### Data provided
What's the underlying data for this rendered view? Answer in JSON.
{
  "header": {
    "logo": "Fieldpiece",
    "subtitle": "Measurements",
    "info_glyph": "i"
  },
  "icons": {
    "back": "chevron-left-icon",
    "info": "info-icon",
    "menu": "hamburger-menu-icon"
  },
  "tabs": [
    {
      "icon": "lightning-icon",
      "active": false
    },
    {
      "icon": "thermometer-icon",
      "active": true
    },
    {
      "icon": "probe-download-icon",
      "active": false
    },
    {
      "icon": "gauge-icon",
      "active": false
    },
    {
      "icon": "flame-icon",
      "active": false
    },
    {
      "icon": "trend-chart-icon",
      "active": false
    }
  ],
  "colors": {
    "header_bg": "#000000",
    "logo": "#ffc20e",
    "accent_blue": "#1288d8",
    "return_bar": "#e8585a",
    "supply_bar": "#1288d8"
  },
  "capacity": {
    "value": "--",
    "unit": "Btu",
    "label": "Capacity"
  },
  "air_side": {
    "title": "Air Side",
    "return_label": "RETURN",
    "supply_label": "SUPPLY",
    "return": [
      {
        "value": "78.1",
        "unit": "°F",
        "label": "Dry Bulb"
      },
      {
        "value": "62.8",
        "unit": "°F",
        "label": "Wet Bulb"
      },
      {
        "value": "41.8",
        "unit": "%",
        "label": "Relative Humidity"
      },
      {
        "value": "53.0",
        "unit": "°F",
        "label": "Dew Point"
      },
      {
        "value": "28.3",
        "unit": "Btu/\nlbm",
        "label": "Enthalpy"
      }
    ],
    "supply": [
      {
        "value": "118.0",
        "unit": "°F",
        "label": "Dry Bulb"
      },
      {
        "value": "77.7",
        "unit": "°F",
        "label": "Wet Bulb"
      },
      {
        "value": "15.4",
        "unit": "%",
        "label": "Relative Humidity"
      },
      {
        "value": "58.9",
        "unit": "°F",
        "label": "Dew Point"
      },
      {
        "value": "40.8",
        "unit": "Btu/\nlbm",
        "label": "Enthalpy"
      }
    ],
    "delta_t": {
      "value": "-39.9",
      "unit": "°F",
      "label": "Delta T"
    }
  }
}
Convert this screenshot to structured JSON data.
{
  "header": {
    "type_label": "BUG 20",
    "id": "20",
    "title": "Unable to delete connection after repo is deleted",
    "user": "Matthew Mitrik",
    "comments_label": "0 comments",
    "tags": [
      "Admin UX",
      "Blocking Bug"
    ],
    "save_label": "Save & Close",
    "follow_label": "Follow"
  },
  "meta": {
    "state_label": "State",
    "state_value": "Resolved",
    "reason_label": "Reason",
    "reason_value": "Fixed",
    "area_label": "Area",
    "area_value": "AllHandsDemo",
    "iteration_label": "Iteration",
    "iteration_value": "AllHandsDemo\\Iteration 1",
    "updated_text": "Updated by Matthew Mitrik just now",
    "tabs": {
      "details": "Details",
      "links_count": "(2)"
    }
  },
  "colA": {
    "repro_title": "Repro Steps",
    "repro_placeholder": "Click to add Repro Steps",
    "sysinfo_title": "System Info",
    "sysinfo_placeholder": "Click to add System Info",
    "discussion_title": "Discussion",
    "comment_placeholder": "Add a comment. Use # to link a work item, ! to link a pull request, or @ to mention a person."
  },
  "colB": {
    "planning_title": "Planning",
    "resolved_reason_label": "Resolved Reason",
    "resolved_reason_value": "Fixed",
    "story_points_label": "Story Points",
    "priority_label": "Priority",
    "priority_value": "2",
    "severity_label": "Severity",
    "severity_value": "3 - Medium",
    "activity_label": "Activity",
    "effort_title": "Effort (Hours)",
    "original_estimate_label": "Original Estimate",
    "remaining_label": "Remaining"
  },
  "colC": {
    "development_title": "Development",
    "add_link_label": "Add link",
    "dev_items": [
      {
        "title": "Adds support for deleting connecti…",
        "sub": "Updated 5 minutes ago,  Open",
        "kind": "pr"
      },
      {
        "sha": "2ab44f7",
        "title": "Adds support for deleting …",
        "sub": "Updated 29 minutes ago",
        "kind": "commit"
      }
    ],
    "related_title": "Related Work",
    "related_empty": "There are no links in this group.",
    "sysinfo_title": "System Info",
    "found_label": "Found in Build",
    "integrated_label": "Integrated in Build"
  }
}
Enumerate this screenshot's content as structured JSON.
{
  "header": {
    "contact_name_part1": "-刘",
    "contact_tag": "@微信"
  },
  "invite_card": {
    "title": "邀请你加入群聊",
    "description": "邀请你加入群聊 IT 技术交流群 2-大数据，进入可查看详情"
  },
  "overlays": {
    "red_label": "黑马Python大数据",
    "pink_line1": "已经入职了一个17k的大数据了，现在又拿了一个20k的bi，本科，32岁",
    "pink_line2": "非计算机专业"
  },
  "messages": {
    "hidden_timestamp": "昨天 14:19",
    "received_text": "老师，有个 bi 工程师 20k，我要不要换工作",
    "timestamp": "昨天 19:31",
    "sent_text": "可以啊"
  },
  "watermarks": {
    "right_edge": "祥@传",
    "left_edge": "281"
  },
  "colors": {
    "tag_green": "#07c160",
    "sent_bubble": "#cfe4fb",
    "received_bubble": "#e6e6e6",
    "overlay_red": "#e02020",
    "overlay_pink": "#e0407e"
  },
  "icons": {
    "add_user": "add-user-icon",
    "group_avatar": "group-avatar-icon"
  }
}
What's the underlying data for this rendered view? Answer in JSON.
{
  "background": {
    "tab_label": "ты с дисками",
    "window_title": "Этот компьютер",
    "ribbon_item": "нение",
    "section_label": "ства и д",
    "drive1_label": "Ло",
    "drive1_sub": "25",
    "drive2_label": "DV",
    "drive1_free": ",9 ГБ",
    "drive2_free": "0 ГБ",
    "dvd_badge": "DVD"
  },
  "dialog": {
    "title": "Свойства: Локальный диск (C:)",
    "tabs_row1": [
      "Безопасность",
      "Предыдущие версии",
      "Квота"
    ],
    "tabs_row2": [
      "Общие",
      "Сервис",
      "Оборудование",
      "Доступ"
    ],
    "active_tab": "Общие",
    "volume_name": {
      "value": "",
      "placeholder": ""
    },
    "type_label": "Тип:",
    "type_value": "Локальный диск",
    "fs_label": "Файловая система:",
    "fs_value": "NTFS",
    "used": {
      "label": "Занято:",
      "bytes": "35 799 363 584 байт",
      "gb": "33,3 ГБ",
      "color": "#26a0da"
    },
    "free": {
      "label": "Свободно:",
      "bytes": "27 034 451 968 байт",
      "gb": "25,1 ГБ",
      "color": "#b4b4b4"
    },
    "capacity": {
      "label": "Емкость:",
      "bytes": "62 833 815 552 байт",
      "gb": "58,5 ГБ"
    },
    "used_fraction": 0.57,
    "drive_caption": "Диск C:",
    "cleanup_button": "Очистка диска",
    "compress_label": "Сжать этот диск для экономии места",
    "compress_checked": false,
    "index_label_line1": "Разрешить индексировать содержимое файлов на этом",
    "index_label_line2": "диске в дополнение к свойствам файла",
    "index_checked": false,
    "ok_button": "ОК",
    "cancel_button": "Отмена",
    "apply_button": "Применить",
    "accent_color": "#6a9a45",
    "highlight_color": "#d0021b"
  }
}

### Your task
Type out the full listing again, exactly as given.

### Finished answer
What's the underlying data for this rendered view? Answer in JSON.
{
  "header": {
    "logo": "Fieldpiece",
    "subtitle": "Measurements",
    "info_glyph": "i"
  },
  "icons": {
    "back": "chevron-left-icon",
    "info": "info-icon",
    "menu": "hamburger-menu-icon"
  },
  "tabs": [
    {
      "icon": "lightning-icon",
      "active": false
    },
    {
      "icon": "thermometer-icon",
      "active": true
    },
    {
      "icon": "probe-download-icon",
      "active": false
    },
    {
      "icon": "gauge-icon",
      "active": false
    },
    {
      "icon": "flame-icon",
      "active": false
    },
    {
      "icon": "trend-chart-icon",
      "active": false
    }
  ],
  "colors": {
    "header_bg": "#000000",
    "logo": "#ffc20e",
    "accent_blue": "#1288d8",
    "return_bar": "#e8585a",
    "supply_bar": "#1288d8"
  },
  "capacity": {
    "value": "--",
    "unit": "Btu",
    "label": "Capacity"
  },
  "air_side": {
    "title": "Air Side",
    "return_label": "RETURN",
    "supply_label": "SUPPLY",
    "return": [
      {
        "value": "78.1",
        "unit": "°F",
        "label": "Dry Bulb"
      },
      {
        "value": "62.8",
        "unit": "°F",
        "label": "Wet Bulb"
      },
      {
        "value": "41.8",
        "unit": "%",
        "label": "Relative Humidity"
      },
      {
        "value": "53.0",
        "unit": "°F",
        "label": "Dew Point"
      },
      {
        "value": "28.3",
        "unit": "Btu/\nlbm",
        "label": "Enthalpy"
      }
    ],
    "supply": [
      {
        "value": "118.0",
        "unit": "°F",
        "label": "Dry Bulb"
      },
      {
        "value": "77.7",
        "unit": "°F",
        "label": "Wet Bulb"
      },
      {
        "value": "15.4",
        "unit": "%",
        "label": "Relative Humidity"
      },
      {
        "value": "58.9",
        "unit": "°F",
        "label": "Dew Point"
      },
      {
        "value": "40.8",
        "unit": "Btu/\nlbm",
        "label": "Enthalpy"
      }
    ],
    "delta_t": {
      "value": "-39.9",
      "unit": "°F",
      "label": "Delta T"
    }
  }
}
Convert this screenshot to structured JSON data.
{
  "header": {
    "type_label": "BUG 20",
    "id": "20",
    "title": "Unable to delete connection after repo is deleted",
    "user": "Matthew Mitrik",
    "comments_label": "0 comments",
    "tags": [
      "Admin UX",
      "Blocking Bug"
    ],
    "save_label": "Save & Close",
    "follow_label": "Follow"
  },
  "meta": {
    "state_label": "State",
    "state_value": "Resolved",
    "reason_label": "Reason",
    "reason_value": "Fixed",
    "area_label": "Area",
    "area_value": "AllHandsDemo",
    "iteration_label": "Iteration",
    "iteration_value": "AllHandsDemo\\Iteration 1",
    "updated_text": "Updated by Matthew Mitrik just now",
    "tabs": {
      "details": "Details",
      "links_count": "(2)"
    }
  },
  "colA": {
    "repro_title": "Repro Steps",
    "repro_placeholder": "Click to add Repro Steps",
    "sysinfo_title": "System Info",
    "sysinfo_placeholder": "Click to add System Info",
    "discussion_title": "Discussion",
    "comment_placeholder": "Add a comment. Use # to link a work item, ! to link a pull request, or @ to mention a person."
  },
  "colB": {
    "planning_title": "Planning",
    "resolved_reason_label": "Resolved Reason",
    "resolved_reason_value": "Fixed",
    "story_points_label": "Story Points",
    "priority_label": "Priority",
    "priority_value": "2",
    "severity_label": "Severity",
    "severity_value": "3 - Medium",
    "activity_label": "Activity",
    "effort_title": "Effort (Hours)",
    "original_estimate_label": "Original Estimate",
    "remaining_label": "Remaining"
  },
  "colC": {
    "development_title": "Development",
    "add_link_label": "Add link",
    "dev_items": [
      {
        "title": "Adds support for deleting connecti…",
        "sub": "Updated 5 minutes ago,  Open",
        "kind": "pr"
      },
      {
        "sha": "2ab44f7",
        "title": "Adds support for deleting …",
        "sub": "Updated 29 minutes ago",
        "kind": "commit"
      }
    ],
    "related_title": "Related Work",
    "related_empty": "There are no links in this group.",
    "sysinfo_title": "System Info",
    "found_label": "Found in Build",
    "integrated_label": "Integrated in Build"
  }
}
Enumerate this screenshot's content as structured JSON.
{
  "header": {
    "contact_name_part1": "-刘",
    "contact_tag": "@微信"
  },
  "invite_card": {
    "title": "邀请你加入群聊",
    "description": "邀请你加入群聊 IT 技术交流群 2-大数据，进入可查看详情"
  },
  "overlays": {
    "red_label": "黑马Python大数据",
    "pink_line1": "已经入职了一个17k的大数据了，现在又拿了一个20k的bi，本科，32岁",
    "pink_line2": "非计算机专业"
  },
  "messages": {
    "hidden_timestamp": "昨天 14:19",
    "received_text": "老师，有个 bi 工程师 20k，我要不要换工作",
    "timestamp": "昨天 19:31",
    "sent_text": "可以啊"
  },
  "watermarks": {
    "right_edge": "祥@传",
    "left_edge": "281"
  },
  "colors": {
    "tag_green": "#07c160",
    "sent_bubble": "#cfe4fb",
    "received_bubble": "#e6e6e6",
    "overlay_red": "#e02020",
    "overlay_pink": "#e0407e"
  },
  "icons": {
    "add_user": "add-user-icon",
    "group_avatar": "group-avatar-icon"
  }
}
What's the underlying data for this rendered view? Answer in JSON.
{
  "background": {
    "tab_label": "ты с дисками",
    "window_title": "Этот компьютер",
    "ribbon_item": "нение",
    "section_label": "ства и д",
    "drive1_label": "Ло",
    "drive1_sub": "25",
    "drive2_label": "DV",
    "drive1_free": ",9 ГБ",
    "drive2_free": "0 ГБ",
    "dvd_badge": "DVD"
  },
  "dialog": {
    "title": "Свойства: Локальный диск (C:)",
    "tabs_row1": [
      "Безопасность",
      "Предыдущие версии",
      "Квота"
    ],
    "tabs_row2": [
      "Общие",
      "Сервис",
      "Оборудование",
      "Доступ"
    ],
    "active_tab": "Общие",
    "volume_name": {
      "value": "",
      "placeholder": ""
    },
    "type_label": "Тип:",
    "type_value": "Локальный диск",
    "fs_label": "Файловая система:",
    "fs_value": "NTFS",
    "used": {
      "label": "Занято:",
      "bytes": "35 799 363 584 байт",
      "gb": "33,3 ГБ",
      "color": "#26a0da"
    },
    "free": {
      "label": "Свободно:",
      "bytes": "27 034 451 968 байт",
      "gb": "25,1 ГБ",
      "color": "#b4b4b4"
    },
    "capacity": {
      "label": "Емкость:",
      "bytes": "62 833 815 552 байт",
      "gb": "58,5 ГБ"
    },
    "used_fraction": 0.57,
    "drive_caption": "Диск C:",
    "cleanup_button": "Очистка диска",
    "compress_label": "Сжать этот диск для экономии места",
    "compress_checked": false,
    "index_label_line1": "Разрешить индексировать содержимое файлов на этом",
    "index_label_line2": "диске в дополнение к свойствам файла",
    "index_checked": false,
    "ok_button": "ОК",
    "cancel_button": "Отмена",
    "apply_button": "Применить",
    "accent_color": "#6a9a45",
    "highlight_color": "#d0021b"
  }
}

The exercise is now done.